[START]

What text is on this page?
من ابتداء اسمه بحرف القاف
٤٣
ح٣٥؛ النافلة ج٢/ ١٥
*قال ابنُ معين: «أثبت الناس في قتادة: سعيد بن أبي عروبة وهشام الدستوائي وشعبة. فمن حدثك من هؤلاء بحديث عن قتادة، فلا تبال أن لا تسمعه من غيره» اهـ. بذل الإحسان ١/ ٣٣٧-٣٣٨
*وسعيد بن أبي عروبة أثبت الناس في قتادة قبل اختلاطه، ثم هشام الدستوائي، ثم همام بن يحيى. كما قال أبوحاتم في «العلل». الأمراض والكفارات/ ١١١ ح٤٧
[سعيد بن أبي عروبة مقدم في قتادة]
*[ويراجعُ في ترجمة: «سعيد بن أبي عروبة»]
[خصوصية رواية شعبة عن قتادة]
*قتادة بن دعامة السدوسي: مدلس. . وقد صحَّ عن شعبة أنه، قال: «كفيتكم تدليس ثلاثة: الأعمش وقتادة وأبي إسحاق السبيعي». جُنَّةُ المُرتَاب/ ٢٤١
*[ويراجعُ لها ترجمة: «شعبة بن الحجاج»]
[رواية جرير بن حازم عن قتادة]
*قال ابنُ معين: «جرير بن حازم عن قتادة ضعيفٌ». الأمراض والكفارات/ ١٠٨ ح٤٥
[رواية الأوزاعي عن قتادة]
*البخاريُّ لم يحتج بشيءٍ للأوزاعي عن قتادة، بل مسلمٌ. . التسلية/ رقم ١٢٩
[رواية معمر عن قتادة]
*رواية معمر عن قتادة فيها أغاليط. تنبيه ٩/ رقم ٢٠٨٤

[END]

INSTRUCTIONS FOR THE TASK: Output the lines above verbatim and in full.

TASK OUTPUT:
What text is on this page?
من ابتداء اسمه بحرف القاف
٤٣
ح٣٥؛ النافلة ج٢/ ١٥
*قال ابنُ معين: «أثبت الناس في قتادة: سعيد بن أبي عروبة وهشام الدستوائي وشعبة. فمن حدثك من هؤلاء بحديث عن قتادة، فلا تبال أن لا تسمعه من غيره» اهـ. بذل الإحسان ١/ ٣٣٧-٣٣٨
*وسعيد بن أبي عروبة أثبت الناس في قتادة قبل اختلاطه، ثم هشام الدستوائي، ثم همام بن يحيى. كما قال أبوحاتم في «العلل». الأمراض والكفارات/ ١١١ ح٤٧
[سعيد بن أبي عروبة مقدم في قتادة]
*[ويراجعُ في ترجمة: «سعيد بن أبي عروبة»]
[خصوصية رواية شعبة عن قتادة]
*قتادة بن دعامة السدوسي: مدلس. . وقد صحَّ عن شعبة أنه، قال: «كفيتكم تدليس ثلاثة: الأعمش وقتادة وأبي إسحاق السبيعي». جُنَّةُ المُرتَاب/ ٢٤١
*[ويراجعُ لها ترجمة: «شعبة بن الحجاج»]
[رواية جرير بن حازم عن قتادة]
*قال ابنُ معين: «جرير بن حازم عن قتادة ضعيفٌ». الأمراض والكفارات/ ١٠٨ ح٤٥
[رواية الأوزاعي عن قتادة]
*البخاريُّ لم يحتج بشيءٍ للأوزاعي عن قتادة، بل مسلمٌ. . التسلية/ رقم ١٢٩
[رواية معمر عن قتادة]
*رواية معمر عن قتادة فيها أغاليط. تنبيه ٩/ رقم ٢٠٨٤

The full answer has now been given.